DIRECTION:
Select, from the data, each line where "label" occurs.

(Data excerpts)
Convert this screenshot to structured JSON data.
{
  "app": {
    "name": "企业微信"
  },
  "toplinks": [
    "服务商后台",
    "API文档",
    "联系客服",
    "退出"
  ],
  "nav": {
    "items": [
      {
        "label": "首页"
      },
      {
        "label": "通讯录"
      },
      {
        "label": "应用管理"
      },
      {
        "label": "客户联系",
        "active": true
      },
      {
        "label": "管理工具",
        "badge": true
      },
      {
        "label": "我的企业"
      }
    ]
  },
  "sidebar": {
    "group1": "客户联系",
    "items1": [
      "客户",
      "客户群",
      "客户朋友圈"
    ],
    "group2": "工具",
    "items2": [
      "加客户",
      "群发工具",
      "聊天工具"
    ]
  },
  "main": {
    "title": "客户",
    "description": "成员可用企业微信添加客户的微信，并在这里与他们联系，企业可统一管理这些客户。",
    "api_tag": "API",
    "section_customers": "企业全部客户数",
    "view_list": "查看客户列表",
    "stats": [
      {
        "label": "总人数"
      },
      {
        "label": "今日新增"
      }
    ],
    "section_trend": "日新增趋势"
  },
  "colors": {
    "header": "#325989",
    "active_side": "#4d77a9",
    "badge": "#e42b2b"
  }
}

OUTPUT BELOW:
        "label": "首页"
        "label": "通讯录"
        "label": "应用管理"
        "label": "客户联系",
        "label": "管理工具",
        "label": "我的企业"
        "label": "总人数"
        "label": "今日新增"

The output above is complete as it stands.